WHAT THIS TASK INVOLVES:
List all lines of the data that include the string "استفاده".

DATASET RECORDS:
##########
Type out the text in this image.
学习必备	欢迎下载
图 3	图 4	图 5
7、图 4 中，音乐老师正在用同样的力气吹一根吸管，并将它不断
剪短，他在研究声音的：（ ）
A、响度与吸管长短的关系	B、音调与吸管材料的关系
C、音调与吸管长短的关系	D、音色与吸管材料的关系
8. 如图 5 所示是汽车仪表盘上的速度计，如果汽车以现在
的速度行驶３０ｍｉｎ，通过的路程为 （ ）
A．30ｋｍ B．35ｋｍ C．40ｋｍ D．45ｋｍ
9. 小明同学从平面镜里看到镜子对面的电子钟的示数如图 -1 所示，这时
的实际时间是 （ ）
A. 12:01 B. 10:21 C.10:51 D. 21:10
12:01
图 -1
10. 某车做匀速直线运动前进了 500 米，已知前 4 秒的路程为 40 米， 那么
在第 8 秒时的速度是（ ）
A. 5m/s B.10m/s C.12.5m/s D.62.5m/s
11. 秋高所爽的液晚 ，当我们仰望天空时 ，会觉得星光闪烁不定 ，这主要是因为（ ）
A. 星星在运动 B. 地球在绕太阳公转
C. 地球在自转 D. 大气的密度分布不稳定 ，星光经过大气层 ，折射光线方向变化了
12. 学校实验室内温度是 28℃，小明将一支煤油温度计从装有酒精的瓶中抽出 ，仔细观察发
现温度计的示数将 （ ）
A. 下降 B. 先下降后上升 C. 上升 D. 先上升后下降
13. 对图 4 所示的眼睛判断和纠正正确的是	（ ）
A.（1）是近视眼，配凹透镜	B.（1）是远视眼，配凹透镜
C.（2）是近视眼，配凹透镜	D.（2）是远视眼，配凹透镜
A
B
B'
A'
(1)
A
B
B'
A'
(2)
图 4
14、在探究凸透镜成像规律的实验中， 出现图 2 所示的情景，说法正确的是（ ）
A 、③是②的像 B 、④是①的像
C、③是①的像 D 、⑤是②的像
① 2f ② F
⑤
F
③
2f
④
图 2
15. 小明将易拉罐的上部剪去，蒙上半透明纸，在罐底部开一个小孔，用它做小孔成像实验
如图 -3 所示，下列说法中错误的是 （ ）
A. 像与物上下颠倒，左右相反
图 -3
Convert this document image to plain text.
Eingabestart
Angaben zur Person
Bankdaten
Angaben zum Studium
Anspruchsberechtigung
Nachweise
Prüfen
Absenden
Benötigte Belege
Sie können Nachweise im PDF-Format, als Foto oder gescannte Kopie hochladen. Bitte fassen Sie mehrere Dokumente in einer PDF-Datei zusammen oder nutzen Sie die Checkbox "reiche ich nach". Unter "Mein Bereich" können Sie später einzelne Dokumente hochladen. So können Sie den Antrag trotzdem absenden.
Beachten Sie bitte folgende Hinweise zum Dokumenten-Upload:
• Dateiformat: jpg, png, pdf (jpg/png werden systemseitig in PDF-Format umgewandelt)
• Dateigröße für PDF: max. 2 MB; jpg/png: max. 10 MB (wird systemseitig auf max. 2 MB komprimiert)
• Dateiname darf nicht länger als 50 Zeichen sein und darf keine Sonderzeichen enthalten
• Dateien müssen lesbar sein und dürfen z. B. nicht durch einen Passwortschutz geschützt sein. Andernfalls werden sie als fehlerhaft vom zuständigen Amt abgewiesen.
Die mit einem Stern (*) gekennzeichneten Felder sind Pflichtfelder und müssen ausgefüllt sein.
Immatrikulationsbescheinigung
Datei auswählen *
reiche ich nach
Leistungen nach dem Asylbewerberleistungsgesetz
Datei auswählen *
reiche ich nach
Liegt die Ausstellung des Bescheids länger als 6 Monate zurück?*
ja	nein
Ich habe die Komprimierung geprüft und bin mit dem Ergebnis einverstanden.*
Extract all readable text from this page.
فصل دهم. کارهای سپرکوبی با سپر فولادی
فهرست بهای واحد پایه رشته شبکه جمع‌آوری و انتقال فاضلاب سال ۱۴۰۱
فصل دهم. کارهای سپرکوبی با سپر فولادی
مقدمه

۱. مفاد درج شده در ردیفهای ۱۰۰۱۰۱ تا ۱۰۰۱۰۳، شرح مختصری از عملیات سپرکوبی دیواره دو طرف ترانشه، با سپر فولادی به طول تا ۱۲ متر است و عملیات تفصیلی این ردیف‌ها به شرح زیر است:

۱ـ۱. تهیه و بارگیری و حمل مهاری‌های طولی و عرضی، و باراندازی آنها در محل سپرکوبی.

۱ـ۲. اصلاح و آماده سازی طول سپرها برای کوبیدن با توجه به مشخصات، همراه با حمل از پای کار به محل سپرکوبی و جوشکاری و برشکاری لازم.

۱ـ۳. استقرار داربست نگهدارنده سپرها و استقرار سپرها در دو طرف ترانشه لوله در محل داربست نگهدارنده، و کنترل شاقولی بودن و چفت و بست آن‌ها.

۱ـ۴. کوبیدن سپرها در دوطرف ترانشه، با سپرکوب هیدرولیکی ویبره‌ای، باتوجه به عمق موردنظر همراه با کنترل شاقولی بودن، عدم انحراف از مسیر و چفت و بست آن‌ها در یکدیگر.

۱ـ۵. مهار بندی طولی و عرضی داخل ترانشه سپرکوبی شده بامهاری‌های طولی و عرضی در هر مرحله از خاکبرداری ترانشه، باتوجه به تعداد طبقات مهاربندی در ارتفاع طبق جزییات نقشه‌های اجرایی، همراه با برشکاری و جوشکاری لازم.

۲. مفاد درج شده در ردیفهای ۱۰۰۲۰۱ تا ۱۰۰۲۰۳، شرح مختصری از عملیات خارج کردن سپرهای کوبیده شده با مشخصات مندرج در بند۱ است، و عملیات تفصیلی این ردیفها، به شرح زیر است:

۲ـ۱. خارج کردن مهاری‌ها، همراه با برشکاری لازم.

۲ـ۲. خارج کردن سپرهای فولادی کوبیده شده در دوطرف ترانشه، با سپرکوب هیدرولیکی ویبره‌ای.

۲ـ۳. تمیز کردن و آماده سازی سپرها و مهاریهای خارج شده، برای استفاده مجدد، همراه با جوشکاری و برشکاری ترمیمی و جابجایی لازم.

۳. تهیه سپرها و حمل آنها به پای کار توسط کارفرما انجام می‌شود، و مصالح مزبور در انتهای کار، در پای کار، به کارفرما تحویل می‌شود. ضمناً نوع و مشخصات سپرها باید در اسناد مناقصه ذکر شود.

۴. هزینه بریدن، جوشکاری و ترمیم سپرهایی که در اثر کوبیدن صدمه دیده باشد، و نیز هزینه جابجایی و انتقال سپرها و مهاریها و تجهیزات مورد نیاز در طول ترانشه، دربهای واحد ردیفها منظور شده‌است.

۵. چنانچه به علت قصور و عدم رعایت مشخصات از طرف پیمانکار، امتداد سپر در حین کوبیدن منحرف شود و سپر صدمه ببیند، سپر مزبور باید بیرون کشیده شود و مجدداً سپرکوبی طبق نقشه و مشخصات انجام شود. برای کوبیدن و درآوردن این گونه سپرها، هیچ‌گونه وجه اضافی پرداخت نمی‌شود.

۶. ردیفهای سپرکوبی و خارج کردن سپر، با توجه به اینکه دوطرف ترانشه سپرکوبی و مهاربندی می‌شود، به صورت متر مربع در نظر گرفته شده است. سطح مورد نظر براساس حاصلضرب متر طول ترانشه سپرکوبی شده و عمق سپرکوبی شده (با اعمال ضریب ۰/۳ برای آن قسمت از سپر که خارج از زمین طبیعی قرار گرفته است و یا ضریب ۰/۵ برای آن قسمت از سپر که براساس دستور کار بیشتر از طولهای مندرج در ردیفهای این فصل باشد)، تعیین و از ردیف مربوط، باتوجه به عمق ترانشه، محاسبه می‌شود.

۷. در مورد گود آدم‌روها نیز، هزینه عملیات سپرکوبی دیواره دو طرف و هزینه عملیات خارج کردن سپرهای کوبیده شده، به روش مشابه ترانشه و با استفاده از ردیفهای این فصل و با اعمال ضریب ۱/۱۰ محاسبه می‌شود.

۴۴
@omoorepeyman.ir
##########
PROBLEM SOLUTION:
۲ـ۳. تمیز کردن و آماده سازی سپرها و مهاریهای خارج شده، برای استفاده مجدد، همراه با جوشکاری و برشکاری ترمیمی و جابجایی لازم.
۷. در مورد گود آدم‌روها نیز، هزینه عملیات سپرکوبی دیواره دو طرف و هزینه عملیات خارج کردن سپرهای کوبیده شده، به روش مشابه ترانشه و با استفاده از ردیفهای این فصل و با اعمال ضریب ۱/۱۰ محاسبه می‌شود.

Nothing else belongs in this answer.